▶ **Trecho do documento**
···

Folha de S. Paulo


Estudo questiona inteligência inferior do neandertal

Quais foram os genes responsáveis por moldar a inteligência privilegiada do homem moderno, permitindo que ele vencesse a disputa evolutiva com "primos" mais arcaicos, como os neandertais? A resposta, dizem cientistas brasileiros, talvez seja "poucos" ou "nenhum".

Numa série de trabalhos apresentados nesta semana no Congresso Brasileiro de Genética, em Águas de Lindoia (SP), uma equipe da UFRGS (Universidade Federal do Rio Grande do Sul) mapeou dezenas de genes que podem ser importantes para as capacidades mentais.

Editoria de Arte/Folhapress

Compararam, então, a "receita" bioquímica presente nas versões humanas dos genes com as do genoma dos neandertais e denisovanos (misteriosos humanos arcaicos que viveram na Sibéria).

Resultado: as diferenças são nulas ou muito sutis, resume Maria Cátira Bortolini, geneticista da UFRGS e uma das coordenadoras do grupo.

"Elas não seriam suficientes para explicar grandes diferenças entre as espécies, de modo que elas seriam virtualmente iguais a nós em quase tudo, incluindo as habilidades cognitivas. Enfim, é algo controverso e contrário à visão de que a diferença cognitiva teria sido a causa de sua extinção", diz Maria Cátira.

O estudo, cuja primeira autora é Vanessa Paixão-Côrtes, está na revista "American Journal of Human Biology".

O trabalho da equipe gaúcha foi facilitado pela publicação, nos últimos anos, da sequência completa do genoma dos neandertais e dos hominídeos de Denisova.

Os pesquisadores se concentraram em 162 genes possivelmente associados ao desenvolvimento cognitivo ou cerebral.

···

▶ **Dados fornecidos**

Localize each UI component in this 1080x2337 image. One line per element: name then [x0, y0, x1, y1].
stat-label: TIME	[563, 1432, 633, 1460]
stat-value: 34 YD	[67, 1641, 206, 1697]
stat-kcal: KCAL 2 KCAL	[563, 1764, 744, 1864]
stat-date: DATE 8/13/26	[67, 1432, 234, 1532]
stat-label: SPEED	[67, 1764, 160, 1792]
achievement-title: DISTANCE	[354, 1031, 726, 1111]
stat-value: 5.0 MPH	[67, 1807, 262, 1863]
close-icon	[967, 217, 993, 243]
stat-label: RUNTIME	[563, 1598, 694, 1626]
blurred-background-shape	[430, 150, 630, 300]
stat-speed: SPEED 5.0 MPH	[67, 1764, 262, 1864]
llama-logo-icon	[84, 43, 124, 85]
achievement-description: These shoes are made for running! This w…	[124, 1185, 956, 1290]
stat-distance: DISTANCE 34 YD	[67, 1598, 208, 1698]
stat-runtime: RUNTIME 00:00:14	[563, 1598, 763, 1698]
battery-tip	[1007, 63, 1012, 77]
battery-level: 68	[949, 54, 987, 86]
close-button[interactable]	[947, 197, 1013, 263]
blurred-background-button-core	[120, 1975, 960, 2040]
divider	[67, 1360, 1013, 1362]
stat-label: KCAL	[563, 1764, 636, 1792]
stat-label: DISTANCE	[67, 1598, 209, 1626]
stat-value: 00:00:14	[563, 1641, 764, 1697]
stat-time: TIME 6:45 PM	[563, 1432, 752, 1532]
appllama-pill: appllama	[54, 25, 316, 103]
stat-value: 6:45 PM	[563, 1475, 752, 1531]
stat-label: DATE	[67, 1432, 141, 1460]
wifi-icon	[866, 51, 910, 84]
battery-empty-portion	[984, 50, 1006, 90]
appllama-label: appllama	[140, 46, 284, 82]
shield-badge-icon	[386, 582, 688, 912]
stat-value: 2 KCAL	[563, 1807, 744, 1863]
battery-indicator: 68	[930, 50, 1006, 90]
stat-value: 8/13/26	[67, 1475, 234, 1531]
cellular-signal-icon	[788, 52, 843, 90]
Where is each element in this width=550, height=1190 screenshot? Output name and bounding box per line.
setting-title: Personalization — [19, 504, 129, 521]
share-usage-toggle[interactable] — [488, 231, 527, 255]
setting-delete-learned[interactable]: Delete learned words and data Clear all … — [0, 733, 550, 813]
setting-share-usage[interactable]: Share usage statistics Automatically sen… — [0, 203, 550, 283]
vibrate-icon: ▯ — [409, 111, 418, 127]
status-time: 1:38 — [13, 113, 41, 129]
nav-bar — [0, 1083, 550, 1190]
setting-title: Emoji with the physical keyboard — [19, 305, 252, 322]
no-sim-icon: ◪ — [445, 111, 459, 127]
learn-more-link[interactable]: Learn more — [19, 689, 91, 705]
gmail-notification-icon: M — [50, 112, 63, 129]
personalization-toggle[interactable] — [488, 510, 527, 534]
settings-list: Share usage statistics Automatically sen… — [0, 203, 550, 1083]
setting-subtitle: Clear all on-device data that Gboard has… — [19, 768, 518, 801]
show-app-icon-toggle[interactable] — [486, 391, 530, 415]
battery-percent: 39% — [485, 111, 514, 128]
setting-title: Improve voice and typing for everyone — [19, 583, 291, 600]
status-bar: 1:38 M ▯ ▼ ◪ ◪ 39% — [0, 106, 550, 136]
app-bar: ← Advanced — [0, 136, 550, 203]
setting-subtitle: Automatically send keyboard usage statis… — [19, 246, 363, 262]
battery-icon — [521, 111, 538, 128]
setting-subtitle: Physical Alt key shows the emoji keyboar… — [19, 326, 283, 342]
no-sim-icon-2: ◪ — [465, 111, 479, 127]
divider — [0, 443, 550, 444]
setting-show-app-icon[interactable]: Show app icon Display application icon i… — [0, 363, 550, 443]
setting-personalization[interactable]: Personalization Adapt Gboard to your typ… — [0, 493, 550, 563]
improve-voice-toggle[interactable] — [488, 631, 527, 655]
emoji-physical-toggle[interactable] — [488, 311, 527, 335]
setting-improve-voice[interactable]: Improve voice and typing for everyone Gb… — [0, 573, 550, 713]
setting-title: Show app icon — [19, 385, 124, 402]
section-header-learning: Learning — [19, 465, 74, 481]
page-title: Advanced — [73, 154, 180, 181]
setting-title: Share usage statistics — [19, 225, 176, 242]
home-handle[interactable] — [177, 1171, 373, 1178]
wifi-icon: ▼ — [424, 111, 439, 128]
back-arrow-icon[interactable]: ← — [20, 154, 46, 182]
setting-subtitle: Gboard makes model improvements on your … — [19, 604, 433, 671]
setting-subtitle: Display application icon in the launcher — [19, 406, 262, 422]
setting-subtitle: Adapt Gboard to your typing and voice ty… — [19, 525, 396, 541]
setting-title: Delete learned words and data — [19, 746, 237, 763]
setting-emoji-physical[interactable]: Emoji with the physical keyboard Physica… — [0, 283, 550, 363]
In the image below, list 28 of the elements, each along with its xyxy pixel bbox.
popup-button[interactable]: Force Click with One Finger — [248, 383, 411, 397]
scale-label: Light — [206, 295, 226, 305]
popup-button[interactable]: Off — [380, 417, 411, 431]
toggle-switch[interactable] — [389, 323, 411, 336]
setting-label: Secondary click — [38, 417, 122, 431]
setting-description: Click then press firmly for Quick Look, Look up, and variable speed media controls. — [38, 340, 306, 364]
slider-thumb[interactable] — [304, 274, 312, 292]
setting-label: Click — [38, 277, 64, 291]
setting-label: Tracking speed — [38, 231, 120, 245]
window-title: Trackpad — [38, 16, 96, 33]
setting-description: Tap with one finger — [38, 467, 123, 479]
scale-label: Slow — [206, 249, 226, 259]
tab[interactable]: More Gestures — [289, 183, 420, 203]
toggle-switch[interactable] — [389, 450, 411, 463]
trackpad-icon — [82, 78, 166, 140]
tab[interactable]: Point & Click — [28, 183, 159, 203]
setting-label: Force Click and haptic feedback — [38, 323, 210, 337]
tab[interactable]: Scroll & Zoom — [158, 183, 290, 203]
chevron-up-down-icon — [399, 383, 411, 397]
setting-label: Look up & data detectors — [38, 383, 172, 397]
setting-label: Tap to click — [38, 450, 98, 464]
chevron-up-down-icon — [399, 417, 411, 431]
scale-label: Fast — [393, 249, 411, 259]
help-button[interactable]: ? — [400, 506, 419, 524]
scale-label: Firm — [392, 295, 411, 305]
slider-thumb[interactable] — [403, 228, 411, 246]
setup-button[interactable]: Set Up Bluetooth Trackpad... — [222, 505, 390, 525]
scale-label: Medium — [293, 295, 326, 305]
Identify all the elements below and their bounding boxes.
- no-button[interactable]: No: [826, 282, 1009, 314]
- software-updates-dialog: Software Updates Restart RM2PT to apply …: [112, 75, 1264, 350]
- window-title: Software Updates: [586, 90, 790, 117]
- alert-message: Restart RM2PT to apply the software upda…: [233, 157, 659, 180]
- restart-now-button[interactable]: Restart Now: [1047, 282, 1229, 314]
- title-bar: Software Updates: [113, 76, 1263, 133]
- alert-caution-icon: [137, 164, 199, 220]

···

▶ **Instruções**
(1) Responda às perguntas abaixo com base na reportagem sobre a inteligência do neandertal.
(a) Em que evento os trabalhos da equipe da UFRGS foram apresentados?
(b) Em que revista o estudo foi publicado?
(c) Em quantos genes os pesquisadores se concentraram?
(2) Retome a reportagem sobre a inteligência do neandertal a partir do ponto em que ela termina.
As linhas não desempenham nenhum papel nesta atividade.

▶ **Respostas**
(1)
(a) No Congresso Brasileiro de Genética, em Águas de Lindoia (SP).
(b) Na revista "American Journal of Human Biology".
(c) Em 162 genes.

(2)
Eles compararam as versões desses genes presentes nos três hominídeos com as equivalentes em chimpanzés --a ideia era ter uma base para saber qual seria a "condição ancestral" desses genes, levando em conta que, do ponto de vista cognitivo, os chimpanzés estariam mais próximos do ancestral comum dos hominídeos.

A comparação mostrou que quase todas as alterações em relação a esse padrão ancestral estão presentes tanto entre nós quanto entre nossos parentes extintos. As características em questão envolvem genes que guiariam a formação de conexões entre neurônios e outros ligados à destreza manual.

AMBIENTE E CULTURA
Por que, então, o Homo sapiens prevaleceu? Por um lado, a resposta é que ao menos alguns hominídeos arcaicos se uniram aos humanos modernos, e essa mestiçagem deixou marcas nos genomas das pessoas de hoje.

Por outro lado, diz Cátira, fatores ambientais e culturais podem ter sido mais importantes. Ela lembra que, em muitos lugares, populações de humanos modernos continuaram usando ferramentas de pedra simples por milênios, por estarem isoladas e sem estímulo ambiental que favorecesse a inovação.

Alguns arqueólogos estimam que a densidade populacional dos neandertais era baixa, o que favoreceria esse isolamento --e poderia ter deixado esse povo mais vulnerável às variações ambientais do fim da Era do Gelo.

Para a pesquisadora da UFRGS, se eles tivessem conseguido escapar desse "gargalo" e chegado ao período de clima mais estável dos últimos 10 mil anos, poderiam até ter adotado a agricultura e desenvolvido civilizações.